* START Material to process *
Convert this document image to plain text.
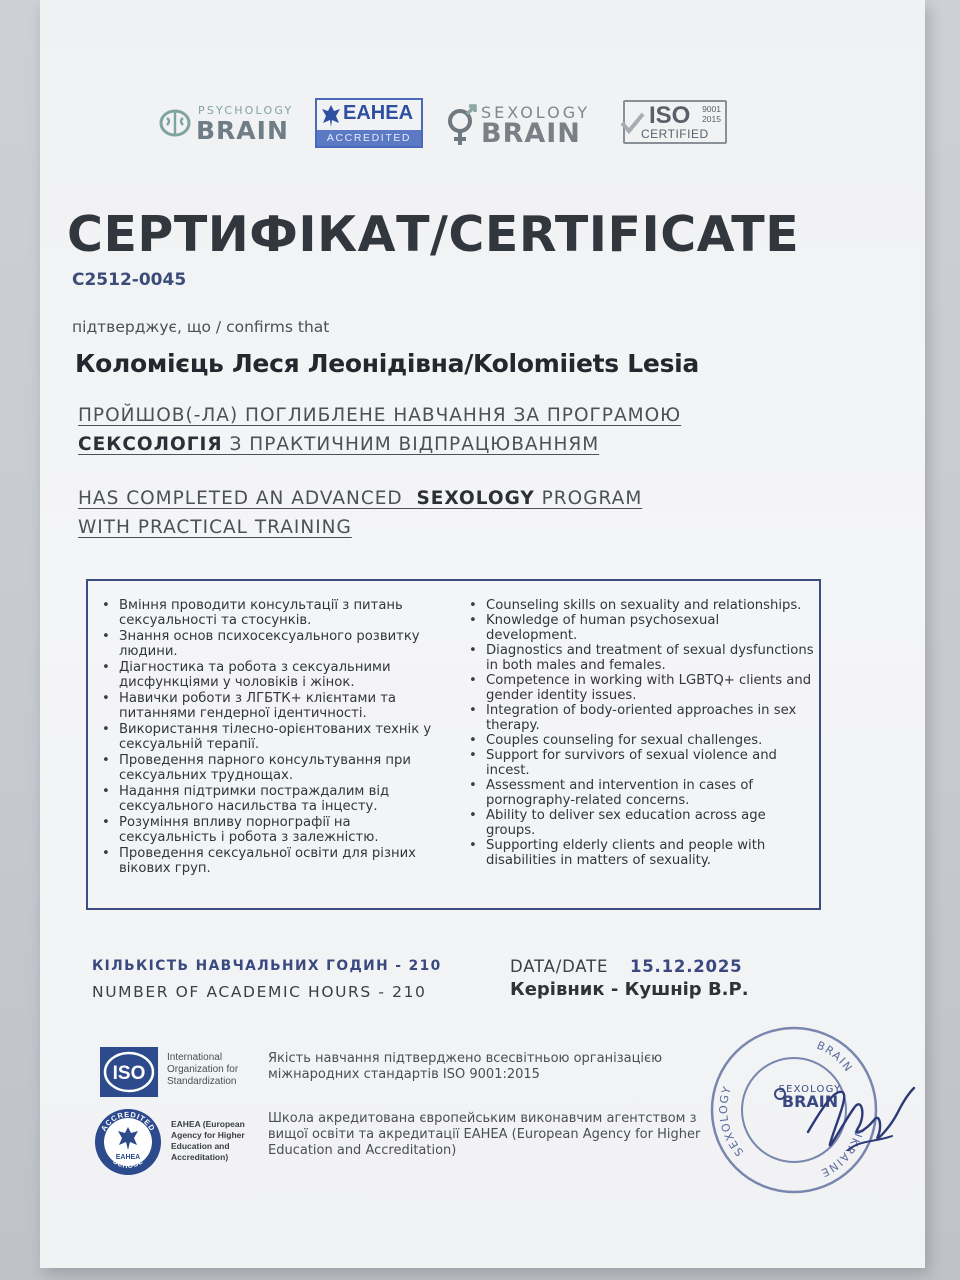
PSYCHOLOGY
BRAIN
EAHEA
ACCREDITED
SEXOLOGY
BRAIN
ISO 9001
2015
CERTIFIED
СЕРТИФІКАТ/CERTIFICATE
C2512-0045
підтверджує, що / confirms that
Коломієць Леся Леонідівна/Kolomiiets Lesia
ПРОЙШОВ(-ЛА) ПОГЛИБЛЕНЕ НАВЧАННЯ ЗА ПРОГРАМОЮ
СЕКСОЛОГІЯ З ПРАКТИЧНИМ ВІДПРАЦЮВАННЯМ
HAS COMPLETED AN ADVANCED  SEXOLOGY PROGRAM
WITH PRACTICAL TRAINING
• Вміння проводити консультації з питань сексуальності та стосунків.
• Знання основ психосексуального розвитку людини.
• Діагностика та робота з сексуальними дисфункціями у чоловіків і жінок.
• Навички роботи з ЛГБТК+ клієнтами та питаннями гендерної ідентичності.
• Використання тілесно-орієнтованих технік у сексуальній терапії.
• Проведення парного консультування при сексуальних труднощах.
• Надання підтримки постраждалим від сексуального насильства та інцесту.
• Розуміння впливу порнографії на сексуальність і робота з залежністю.
• Проведення сексуальної освіти для різних вікових груп.
• Counseling skills on sexuality and relationships.
• Knowledge of human psychosexual development.
• Diagnostics and treatment of sexual dysfunctions in both males and females.
• Competence in working with LGBTQ+ clients and gender identity issues.
• Integration of body-oriented approaches in sex therapy.
• Couples counseling for sexual challenges.
• Support for survivors of sexual violence and incest.
• Assessment and intervention in cases of pornography-related concerns.
• Ability to deliver sex education across age groups.
• Supporting elderly clients and people with disabilities in matters of sexuality.
КІЛЬКІСТЬ НАВЧАЛЬНИХ ГОДИН - 210
NUMBER OF ACADEMIC HOURS - 210
DATA/DATE 15.12.2025
Керівник - Кушнір В.Р.
ISO
International
Organization for
Standardization
Якість навчання підтверджено всесвітньою організацією міжнародних стандартів ISO 9001:2015
ACCREDITED
SCHOOL
EAHEA
EAHEA (European
Agency for Higher
Education and
Accreditation)
Школа акредитована європейським виконавчим агентством з вищої освіти та акредитації EAHEA (European Agency for Higher Education and Accreditation)	SEXOLOGY
BRAIN
UKRAINE
SEXOLOGY
BRAIN
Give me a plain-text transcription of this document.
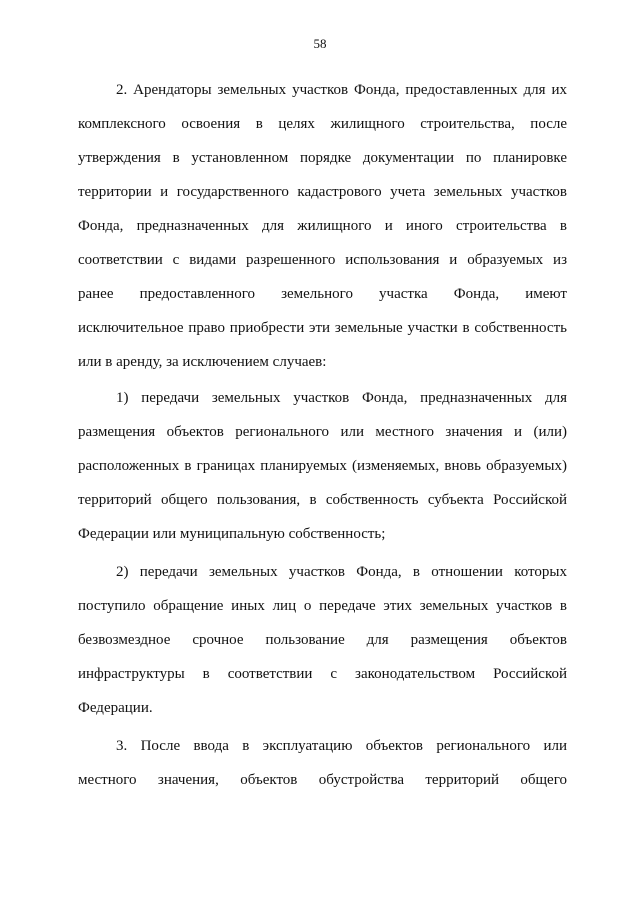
58
2. Арендаторы земельных участков Фонда, предоставленных для их
комплексного освоения в целях жилищного строительства, после
утверждения в установленном порядке документации по планировке
территории и государственного кадастрового учета земельных участков
Фонда, предназначенных для жилищного и иного строительства в
соответствии с видами разрешенного использования и образуемых из
ранее предоставленного земельного участка Фонда, имеют
исключительное право приобрести эти земельные участки в собственность
или в аренду, за исключением случаев:
1) передачи земельных участков Фонда, предназначенных для
размещения объектов регионального или местного значения и (или)
расположенных в границах планируемых (изменяемых, вновь образуемых)
территорий общего пользования, в собственность субъекта Российской
Федерации или муниципальную собственность;
2) передачи земельных участков Фонда, в отношении которых
поступило обращение иных лиц о передаче этих земельных участков в
безвозмездное срочное пользование для размещения объектов
инфраструктуры в соответствии с законодательством Российской
Федерации.
3. После ввода в эксплуатацию объектов регионального или
местного значения, объектов обустройства территорий общего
* END Material to process *
• **Task directions**: Pick out each line containing the string "предназначенных" and copy it.

• **Written solution**:
Фонда, предназначенных для жилищного и иного строительства в
1) передачи земельных участков Фонда, предназначенных для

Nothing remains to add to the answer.